--- begin Extracted records ---
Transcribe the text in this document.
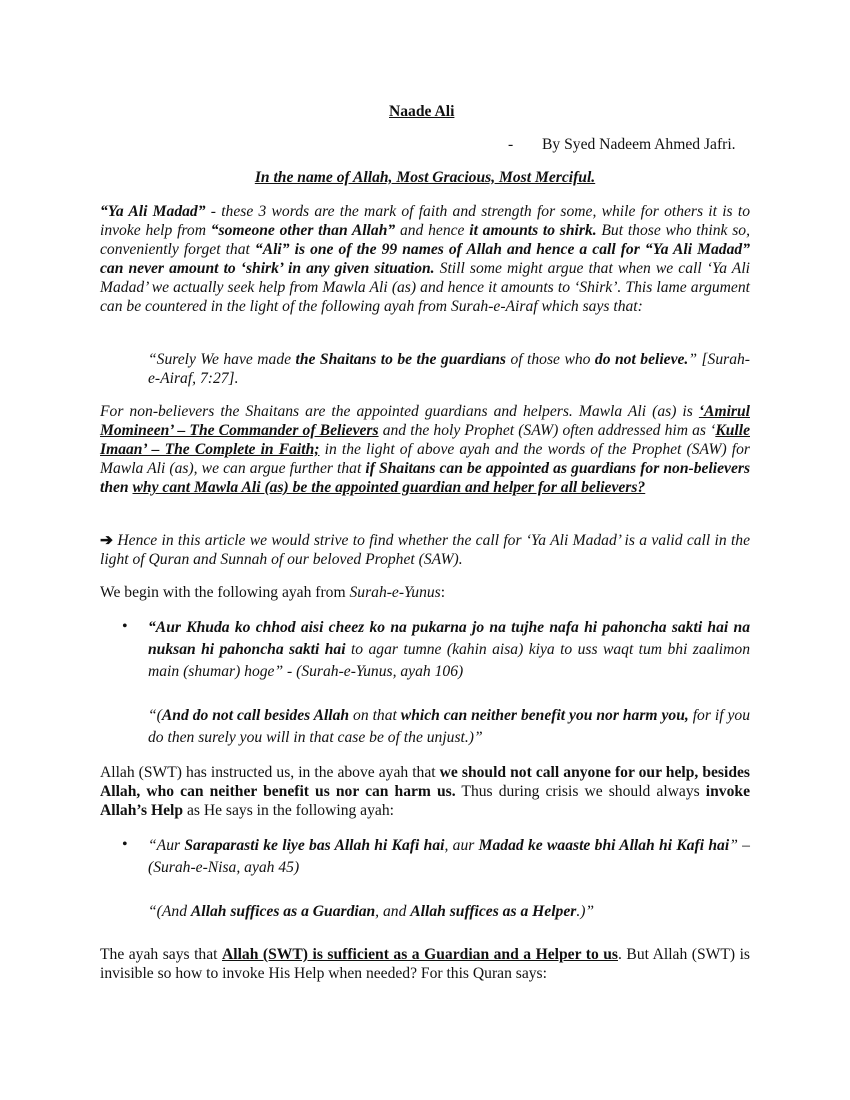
Naade Ali
- By Syed Nadeem Ahmed Jafri.
In the name of Allah, Most Gracious, Most Merciful.

“Ya Ali Madad” - these 3 words are the mark of faith and strength for some, while for others it is to invoke help from “someone other than Allah” and hence it amounts to shirk. But those who think so, conveniently forget that “Ali” is one of the 99 names of Allah and hence a call for “Ya Ali Madad” can never amount to ‘shirk’ in any given situation. Still some might argue that when we call ‘Ya Ali Madad’ we actually seek help from Mawla Ali (as) and hence it amounts to ‘Shirk’. This lame argument can be countered in the light of the following ayah from Surah-e-Airaf which says that:

“Surely We have made the Shaitans to be the guardians of those who do not believe.” [Surah-e-Airaf, 7:27].

For non-believers the Shaitans are the appointed guardians and helpers. Mawla Ali (as) is ‘Amirul Momineen’ – The Commander of Believers and the holy Prophet (SAW) often addressed him as ‘Kulle Imaan’ – The Complete in Faith; in the light of above ayah and the words of the Prophet (SAW) for Mawla Ali (as), we can argue further that if Shaitans can be appointed as guardians for non-believers then why cant Mawla Ali (as) be the appointed guardian and helper for all believers?

➔ Hence in this article we would strive to find whether the call for ‘Ya Ali Madad’ is a valid call in the light of Quran and Sunnah of our beloved Prophet (SAW).

We begin with the following ayah from Surah-e-Yunus:

• “Aur Khuda ko chhod aisi cheez ko na pukarna jo na tujhe nafa hi pahoncha sakti hai na nuksan hi pahoncha sakti hai to agar tumne (kahin aisa) kiya to uss waqt tum bhi zaalimon main (shumar) hoge” - (Surah-e-Yunus, ayah 106)

“(And do not call besides Allah on that which can neither benefit you nor harm you, for if you do then surely you will in that case be of the unjust.)”

Allah (SWT) has instructed us, in the above ayah that we should not call anyone for our help, besides Allah, who can neither benefit us nor can harm us. Thus during crisis we should always invoke Allah’s Help as He says in the following ayah:

• “Aur Saraparasti ke liye bas Allah hi Kafi hai, aur Madad ke waaste bhi Allah hi Kafi hai” – (Surah-e-Nisa, ayah 45)

“(And Allah suffices as a Guardian, and Allah suffices as a Helper.)”

The ayah says that Allah (SWT) is sufficient as a Guardian and a Helper to us. But Allah (SWT) is invisible so how to invoke His Help when needed? For this Quran says:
--- end Extracted records ---
Reproduce each line word for word and drop the pictures.

[Result for this task]
Transcribe the text in this document.
Naade Ali
- By Syed Nadeem Ahmed Jafri.
In the name of Allah, Most Gracious, Most Merciful.

“Ya Ali Madad” - these 3 words are the mark of faith and strength for some, while for others it is to invoke help from “someone other than Allah” and hence it amounts to shirk. But those who think so, conveniently forget that “Ali” is one of the 99 names of Allah and hence a call for “Ya Ali Madad” can never amount to ‘shirk’ in any given situation. Still some might argue that when we call ‘Ya Ali Madad’ we actually seek help from Mawla Ali (as) and hence it amounts to ‘Shirk’. This lame argument can be countered in the light of the following ayah from Surah-e-Airaf which says that:

“Surely We have made the Shaitans to be the guardians of those who do not believe.” [Surah-e-Airaf, 7:27].

For non-believers the Shaitans are the appointed guardians and helpers. Mawla Ali (as) is ‘Amirul Momineen’ – The Commander of Believers and the holy Prophet (SAW) often addressed him as ‘Kulle Imaan’ – The Complete in Faith; in the light of above ayah and the words of the Prophet (SAW) for Mawla Ali (as), we can argue further that if Shaitans can be appointed as guardians for non-believers then why cant Mawla Ali (as) be the appointed guardian and helper for all believers?

➔ Hence in this article we would strive to find whether the call for ‘Ya Ali Madad’ is a valid call in the light of Quran and Sunnah of our beloved Prophet (SAW).

We begin with the following ayah from Surah-e-Yunus:

• “Aur Khuda ko chhod aisi cheez ko na pukarna jo na tujhe nafa hi pahoncha sakti hai na nuksan hi pahoncha sakti hai to agar tumne (kahin aisa) kiya to uss waqt tum bhi zaalimon main (shumar) hoge” - (Surah-e-Yunus, ayah 106)

“(And do not call besides Allah on that which can neither benefit you nor harm you, for if you do then surely you will in that case be of the unjust.)”

Allah (SWT) has instructed us, in the above ayah that we should not call anyone for our help, besides Allah, who can neither benefit us nor can harm us. Thus during crisis we should always invoke Allah’s Help as He says in the following ayah:

• “Aur Saraparasti ke liye bas Allah hi Kafi hai, aur Madad ke waaste bhi Allah hi Kafi hai” – (Surah-e-Nisa, ayah 45)

“(And Allah suffices as a Guardian, and Allah suffices as a Helper.)”

The ayah says that Allah (SWT) is sufficient as a Guardian and a Helper to us. But Allah (SWT) is invisible so how to invoke His Help when needed? For this Quran says:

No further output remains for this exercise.